• **TEXT PROVIDED**
● ● ● ● ● ● ●
Will your book be a part of a series? Tell your designer. You’ll want to maintain consistency throughout the series. It’s your brand! If you’re featuring a character on your covers, your designer will make sure there’s plenty of stock photography of your chosen model. Or they’ll create a stand out title treatment to carry the series through multiple books. Either way, it’s great if you can give your designer a heads up—they like to plan ahead.
Don’t limit your branding to your book cover.
Take it one step further. Include elements from your book’s cover design into your website. Maybe it’s the font or color palette from your book’s cover—whatever it is, make your website feel like your brand’s home base. Go ahead and snoop around the websites of authors Ellen Smith and Keith R. Baker for ideas. (Both sites designed by The Thatchery.)
Remember to brand yourself with your social media banners, your Facebook and Bookbub ads, your newsletters, your blog post graphics, your landing page, and your Instagram account. Presenting your brand in a cohesive manner makes you and your books unforgettable.
Do market your books with 3D covers.
If your designer doesn’t provide you with a few free 3D book covers for marketing purposes, it’s easy to do with the right software. First, visit CoverVault and download the free mockup you’d like to use. If you don’t have photoshop, visit Adobe.com select their Photography plan (includes Lightroom CC and Photoshop CC) for $9.99 a month. You’ll even get a one month free trial so if this doesn’t work for you, you’re not out any money.
If you’re new to Photoshop, I’d give CoverVault’s tutorial video a quick watch. Simply double click the smart object titled “Cover” in the layers palette, drag and drop your book cover to the new window, and hit save. If you go back to your original tab, you’ll see your nice brand new shiny mock up! Don’t forget to save again (both the psd file and a jpeg). And if you want a 3D cover with a transparent background, you’ll need to deselect the background from the layers palette and save your image as a png. You’ll have an extra step for mockups with spines so steer clear of those until you feel comfortable with the process.
P.S. All clients of The Thatchery receive complimentary 3D book covers with both design packages.
Don’t neglect your cover if you’re on a budget.
I get it. There might come a time when hiring a professional designer just isn’t in the cards and even the pre-made cover is out of reach. While I don’t recommend going the diy route, I’m happy to share some cost saving tips for those that have no other options.
● ● ● ● ● ● ●
• **PROVIDED DATA**
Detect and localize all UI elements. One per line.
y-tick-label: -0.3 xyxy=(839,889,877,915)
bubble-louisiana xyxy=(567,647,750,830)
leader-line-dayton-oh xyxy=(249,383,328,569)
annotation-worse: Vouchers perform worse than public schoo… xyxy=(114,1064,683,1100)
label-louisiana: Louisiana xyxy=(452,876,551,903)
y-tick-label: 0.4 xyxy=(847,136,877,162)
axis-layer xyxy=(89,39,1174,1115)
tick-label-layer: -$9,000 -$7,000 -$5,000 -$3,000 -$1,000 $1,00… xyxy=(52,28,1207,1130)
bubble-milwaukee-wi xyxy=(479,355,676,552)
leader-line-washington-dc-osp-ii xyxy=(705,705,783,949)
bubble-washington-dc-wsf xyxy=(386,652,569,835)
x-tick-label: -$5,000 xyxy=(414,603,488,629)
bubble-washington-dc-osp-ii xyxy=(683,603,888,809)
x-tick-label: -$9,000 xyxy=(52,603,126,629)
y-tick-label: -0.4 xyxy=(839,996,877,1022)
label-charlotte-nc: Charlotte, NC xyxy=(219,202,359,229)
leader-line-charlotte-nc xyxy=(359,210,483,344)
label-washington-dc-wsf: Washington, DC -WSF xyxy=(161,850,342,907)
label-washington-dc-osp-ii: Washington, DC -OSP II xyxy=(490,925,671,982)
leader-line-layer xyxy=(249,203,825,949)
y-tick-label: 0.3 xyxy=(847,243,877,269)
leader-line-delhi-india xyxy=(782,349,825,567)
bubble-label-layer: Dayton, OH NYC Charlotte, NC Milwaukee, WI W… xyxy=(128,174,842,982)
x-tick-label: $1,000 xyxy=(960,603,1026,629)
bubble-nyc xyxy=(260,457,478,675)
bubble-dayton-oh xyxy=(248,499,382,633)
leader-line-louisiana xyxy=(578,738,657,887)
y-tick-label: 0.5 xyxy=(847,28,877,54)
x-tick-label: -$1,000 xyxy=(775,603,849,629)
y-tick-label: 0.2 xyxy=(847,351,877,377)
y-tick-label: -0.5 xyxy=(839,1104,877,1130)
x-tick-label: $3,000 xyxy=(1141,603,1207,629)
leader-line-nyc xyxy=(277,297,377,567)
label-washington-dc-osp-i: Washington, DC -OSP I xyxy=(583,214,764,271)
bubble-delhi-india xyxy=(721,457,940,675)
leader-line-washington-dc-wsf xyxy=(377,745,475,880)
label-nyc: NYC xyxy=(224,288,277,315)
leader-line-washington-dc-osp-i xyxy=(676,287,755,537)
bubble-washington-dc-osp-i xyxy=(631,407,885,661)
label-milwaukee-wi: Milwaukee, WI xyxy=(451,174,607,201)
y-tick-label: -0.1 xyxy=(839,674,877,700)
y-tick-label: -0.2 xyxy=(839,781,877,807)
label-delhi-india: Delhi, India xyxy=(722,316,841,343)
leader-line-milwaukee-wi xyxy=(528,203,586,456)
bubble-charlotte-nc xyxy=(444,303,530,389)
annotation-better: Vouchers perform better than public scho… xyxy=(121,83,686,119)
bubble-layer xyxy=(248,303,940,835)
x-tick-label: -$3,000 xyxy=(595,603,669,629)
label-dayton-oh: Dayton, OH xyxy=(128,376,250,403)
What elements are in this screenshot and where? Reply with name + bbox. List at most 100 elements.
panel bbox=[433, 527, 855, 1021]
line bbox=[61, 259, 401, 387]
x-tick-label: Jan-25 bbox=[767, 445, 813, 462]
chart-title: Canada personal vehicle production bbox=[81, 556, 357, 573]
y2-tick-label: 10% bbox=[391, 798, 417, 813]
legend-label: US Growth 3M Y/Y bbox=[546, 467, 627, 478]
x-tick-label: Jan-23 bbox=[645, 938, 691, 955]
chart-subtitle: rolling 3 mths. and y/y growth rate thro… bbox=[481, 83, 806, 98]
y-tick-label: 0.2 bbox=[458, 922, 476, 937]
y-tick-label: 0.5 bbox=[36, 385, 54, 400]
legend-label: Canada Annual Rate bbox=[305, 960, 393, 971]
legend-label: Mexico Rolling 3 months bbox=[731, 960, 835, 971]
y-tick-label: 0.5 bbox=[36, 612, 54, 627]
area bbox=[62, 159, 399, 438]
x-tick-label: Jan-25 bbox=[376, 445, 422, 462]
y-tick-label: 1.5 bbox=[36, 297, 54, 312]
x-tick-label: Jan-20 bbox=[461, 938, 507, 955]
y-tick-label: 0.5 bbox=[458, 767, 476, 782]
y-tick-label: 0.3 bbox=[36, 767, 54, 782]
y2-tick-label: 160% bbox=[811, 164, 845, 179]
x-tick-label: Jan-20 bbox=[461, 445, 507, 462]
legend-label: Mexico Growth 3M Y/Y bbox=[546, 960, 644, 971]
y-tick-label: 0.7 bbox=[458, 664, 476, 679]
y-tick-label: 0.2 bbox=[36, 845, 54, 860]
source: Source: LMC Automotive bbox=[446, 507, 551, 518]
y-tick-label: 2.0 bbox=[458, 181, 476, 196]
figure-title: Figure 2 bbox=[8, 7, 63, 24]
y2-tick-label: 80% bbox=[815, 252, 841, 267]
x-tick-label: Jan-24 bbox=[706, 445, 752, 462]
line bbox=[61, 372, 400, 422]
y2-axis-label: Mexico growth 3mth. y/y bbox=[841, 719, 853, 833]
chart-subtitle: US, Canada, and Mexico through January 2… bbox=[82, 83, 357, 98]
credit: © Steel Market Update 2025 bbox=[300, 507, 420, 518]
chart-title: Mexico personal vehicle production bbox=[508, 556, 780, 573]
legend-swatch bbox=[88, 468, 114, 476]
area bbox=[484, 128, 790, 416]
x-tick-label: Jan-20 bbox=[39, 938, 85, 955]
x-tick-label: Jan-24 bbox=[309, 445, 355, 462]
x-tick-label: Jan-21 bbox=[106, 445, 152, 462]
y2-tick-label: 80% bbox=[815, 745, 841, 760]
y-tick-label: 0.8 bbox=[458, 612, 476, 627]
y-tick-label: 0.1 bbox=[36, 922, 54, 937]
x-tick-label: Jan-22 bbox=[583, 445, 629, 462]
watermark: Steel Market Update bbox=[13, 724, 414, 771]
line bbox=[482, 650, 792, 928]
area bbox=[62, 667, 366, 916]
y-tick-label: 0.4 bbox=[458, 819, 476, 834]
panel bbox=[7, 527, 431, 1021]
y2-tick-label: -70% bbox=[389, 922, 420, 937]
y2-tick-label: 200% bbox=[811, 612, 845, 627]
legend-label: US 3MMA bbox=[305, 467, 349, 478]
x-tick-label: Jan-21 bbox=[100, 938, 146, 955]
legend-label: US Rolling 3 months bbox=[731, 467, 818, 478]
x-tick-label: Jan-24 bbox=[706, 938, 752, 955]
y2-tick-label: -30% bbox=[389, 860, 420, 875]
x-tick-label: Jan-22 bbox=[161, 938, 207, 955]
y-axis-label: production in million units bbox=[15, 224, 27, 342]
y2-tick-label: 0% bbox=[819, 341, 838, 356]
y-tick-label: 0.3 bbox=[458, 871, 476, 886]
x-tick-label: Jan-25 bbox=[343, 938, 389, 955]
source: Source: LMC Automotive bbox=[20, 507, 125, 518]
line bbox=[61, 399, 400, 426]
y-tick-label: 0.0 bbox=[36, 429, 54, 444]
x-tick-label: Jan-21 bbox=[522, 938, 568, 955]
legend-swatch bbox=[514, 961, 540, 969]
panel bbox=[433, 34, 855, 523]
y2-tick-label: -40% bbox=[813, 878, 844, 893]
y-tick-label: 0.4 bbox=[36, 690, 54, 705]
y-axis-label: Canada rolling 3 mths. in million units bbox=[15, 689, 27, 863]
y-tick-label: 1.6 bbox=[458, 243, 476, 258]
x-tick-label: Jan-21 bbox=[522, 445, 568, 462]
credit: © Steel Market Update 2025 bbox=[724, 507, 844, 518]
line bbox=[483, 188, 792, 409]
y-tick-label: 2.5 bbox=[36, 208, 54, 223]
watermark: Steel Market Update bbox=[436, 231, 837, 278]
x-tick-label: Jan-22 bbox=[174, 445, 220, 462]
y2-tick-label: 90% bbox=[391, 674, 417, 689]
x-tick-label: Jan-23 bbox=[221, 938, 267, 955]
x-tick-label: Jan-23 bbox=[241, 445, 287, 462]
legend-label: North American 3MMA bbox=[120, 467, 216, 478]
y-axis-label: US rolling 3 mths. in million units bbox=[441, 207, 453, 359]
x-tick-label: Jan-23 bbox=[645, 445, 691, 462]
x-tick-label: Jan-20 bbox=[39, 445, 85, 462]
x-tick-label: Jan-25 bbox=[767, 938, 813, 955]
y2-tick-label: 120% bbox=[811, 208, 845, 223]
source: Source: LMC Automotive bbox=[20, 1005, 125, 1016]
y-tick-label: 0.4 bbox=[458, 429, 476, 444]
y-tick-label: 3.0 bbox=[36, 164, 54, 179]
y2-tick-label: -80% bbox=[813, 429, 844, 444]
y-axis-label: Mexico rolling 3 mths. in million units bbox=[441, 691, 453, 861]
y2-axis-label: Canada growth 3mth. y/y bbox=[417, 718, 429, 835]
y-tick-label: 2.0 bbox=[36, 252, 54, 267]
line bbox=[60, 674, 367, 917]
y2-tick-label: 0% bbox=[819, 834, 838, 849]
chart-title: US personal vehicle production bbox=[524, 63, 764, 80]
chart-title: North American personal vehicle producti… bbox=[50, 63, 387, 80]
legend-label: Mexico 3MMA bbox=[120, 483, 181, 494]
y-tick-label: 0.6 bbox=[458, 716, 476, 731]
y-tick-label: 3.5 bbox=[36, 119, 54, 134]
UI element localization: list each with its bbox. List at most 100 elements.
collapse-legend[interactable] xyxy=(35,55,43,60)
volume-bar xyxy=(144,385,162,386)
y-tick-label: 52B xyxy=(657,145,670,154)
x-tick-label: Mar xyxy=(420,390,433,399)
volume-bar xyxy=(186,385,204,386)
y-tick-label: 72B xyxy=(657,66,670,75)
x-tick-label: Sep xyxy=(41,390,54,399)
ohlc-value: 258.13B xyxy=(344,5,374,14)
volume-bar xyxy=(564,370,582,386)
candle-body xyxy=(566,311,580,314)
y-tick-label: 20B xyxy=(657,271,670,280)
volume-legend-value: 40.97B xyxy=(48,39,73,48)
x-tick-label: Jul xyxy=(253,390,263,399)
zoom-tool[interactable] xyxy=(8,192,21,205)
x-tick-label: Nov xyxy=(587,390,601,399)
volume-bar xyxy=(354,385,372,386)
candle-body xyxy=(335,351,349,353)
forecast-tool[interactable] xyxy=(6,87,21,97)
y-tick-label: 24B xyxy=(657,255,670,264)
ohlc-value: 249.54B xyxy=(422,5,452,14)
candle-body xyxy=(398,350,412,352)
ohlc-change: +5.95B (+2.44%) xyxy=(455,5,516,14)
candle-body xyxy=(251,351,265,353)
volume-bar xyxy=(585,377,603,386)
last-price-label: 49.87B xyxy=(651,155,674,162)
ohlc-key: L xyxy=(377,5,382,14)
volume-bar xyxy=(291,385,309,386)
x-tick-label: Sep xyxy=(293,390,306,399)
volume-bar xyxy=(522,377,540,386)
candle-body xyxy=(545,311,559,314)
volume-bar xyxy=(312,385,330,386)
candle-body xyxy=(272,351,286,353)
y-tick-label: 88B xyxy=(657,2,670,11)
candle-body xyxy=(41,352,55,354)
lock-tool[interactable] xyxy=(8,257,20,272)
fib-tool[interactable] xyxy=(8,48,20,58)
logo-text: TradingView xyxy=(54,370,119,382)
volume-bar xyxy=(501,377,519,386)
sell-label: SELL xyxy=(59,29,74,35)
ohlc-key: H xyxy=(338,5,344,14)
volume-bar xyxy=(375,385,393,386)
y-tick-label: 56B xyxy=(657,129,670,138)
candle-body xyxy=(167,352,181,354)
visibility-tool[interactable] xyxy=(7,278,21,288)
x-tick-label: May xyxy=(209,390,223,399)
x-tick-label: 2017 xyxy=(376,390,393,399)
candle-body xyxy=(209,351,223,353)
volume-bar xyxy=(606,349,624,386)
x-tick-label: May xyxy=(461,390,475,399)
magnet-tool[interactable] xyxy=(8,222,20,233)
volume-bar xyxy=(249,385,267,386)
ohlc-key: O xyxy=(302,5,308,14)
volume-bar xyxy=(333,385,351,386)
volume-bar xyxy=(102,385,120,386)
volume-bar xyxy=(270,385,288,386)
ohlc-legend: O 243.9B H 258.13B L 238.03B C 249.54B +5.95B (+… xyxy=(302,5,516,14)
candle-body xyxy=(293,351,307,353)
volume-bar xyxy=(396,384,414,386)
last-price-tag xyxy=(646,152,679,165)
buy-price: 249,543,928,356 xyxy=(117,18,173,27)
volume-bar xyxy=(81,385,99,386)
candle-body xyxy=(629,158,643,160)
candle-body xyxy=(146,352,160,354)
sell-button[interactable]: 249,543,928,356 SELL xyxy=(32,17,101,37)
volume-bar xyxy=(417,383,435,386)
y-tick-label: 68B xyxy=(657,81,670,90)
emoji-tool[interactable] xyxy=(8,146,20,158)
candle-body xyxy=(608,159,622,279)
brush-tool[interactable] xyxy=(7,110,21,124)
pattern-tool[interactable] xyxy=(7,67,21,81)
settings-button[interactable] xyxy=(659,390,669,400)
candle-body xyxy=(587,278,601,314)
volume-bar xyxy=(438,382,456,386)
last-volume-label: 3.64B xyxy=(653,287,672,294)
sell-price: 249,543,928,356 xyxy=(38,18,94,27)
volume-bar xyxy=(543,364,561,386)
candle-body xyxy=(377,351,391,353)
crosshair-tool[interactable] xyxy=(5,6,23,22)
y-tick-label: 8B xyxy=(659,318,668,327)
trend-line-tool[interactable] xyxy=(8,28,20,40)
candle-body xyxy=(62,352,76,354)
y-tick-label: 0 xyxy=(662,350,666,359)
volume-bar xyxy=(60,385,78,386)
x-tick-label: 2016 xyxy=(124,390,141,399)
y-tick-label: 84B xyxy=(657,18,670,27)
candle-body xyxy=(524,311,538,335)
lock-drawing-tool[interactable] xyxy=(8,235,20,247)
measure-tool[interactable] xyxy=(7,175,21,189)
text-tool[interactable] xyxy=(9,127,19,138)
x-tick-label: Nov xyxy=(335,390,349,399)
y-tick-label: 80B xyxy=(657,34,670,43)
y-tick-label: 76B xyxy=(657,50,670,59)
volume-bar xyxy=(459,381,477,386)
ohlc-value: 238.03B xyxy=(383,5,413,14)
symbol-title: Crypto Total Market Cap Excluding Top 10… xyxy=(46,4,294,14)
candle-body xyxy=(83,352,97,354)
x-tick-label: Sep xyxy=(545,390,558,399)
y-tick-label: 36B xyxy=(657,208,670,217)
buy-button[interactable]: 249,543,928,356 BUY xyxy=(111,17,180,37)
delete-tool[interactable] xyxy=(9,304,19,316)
● ● ● ● ● ● ●
• **TASK REQUIREMENTS**
a - Decide whether each statement below agrees with the text on book cover branding. Answer yes or no for each, and quote the words from the text that settle it.
(i) Adobe's Photography plan costs $9.99 a month.
(ii) Beginners should start with mockups that have spines.
(iii) The writer recommends the do-it-yourself route for authors on a budget.
b - The text on book cover branding has a sentence that begins "Remember to brand yourself." List every item that sentence names for carrying your brand.
c - Continue the text on book cover branding from the point where it stops.

• **LIST OF ANSWERS**
a -
(i) Yes: "select their Photography plan (includes Lightroom CC and Photoshop CC) for $9.99 a month."
(ii) No: "You’ll have an extra step for mockups with spines so steer clear of those until you feel comfortable with the process."
(iii) No: "While I don’t recommend going the diy route"

b -
social media banners
Facebook and Bookbub ads
newsletters
blog post graphics
landing page
Instagram account

c -
Create your own book cover in Canva. It’s free to join, and you’ll have instant access to their selection of ebook cover templates, most of which are available for a small fee. Canva’s user friendly interface makes it easy for even the inexperienced designer to design a nice book cover.
Another option is PicMonkey. Like Canva, it’s free to join, but you must pay a monthly subscription fee of $7.99/month to access their premium tools. And although they offer templates, the ebook isn’t among them. If you’re savvy enough though, you can use their tools and how-to videos to create something nice.
For the adventurous author, download the free alternative to Photoshop, Gimp. Their website offers a plethora of tutorials to get you started. Or you can just go with the Photoshop subscription I mentioned earlier in this article.
With most of these, you’ll need stock photos, and if you’re on a tight budget, free might sound nice. Head over to Pexels for thousands of beautiful photos licensed under the Creative Commons Zero license. This means you’re free to use them for personal and commercial use.
Find free fonts and other goods in your email every Monday from the Creative Market. Signing up is free—just be sure to check the licensing of each free item you download. For more open source fonts, head over to Font Squirrel or Google Fonts.
Do have fun.
Whatever route you choose, whether it be designer, template, or your own creation, enjoy the process. You’ve written this amazing book, and it’s satisfying to see your words come to life in a visual way. Show it off, flaunt it, have a huge book cover reveal party, create a million graphics with your cover and share them everywhere. Make readers remember your book. The book cover is your calling card. Pass it around!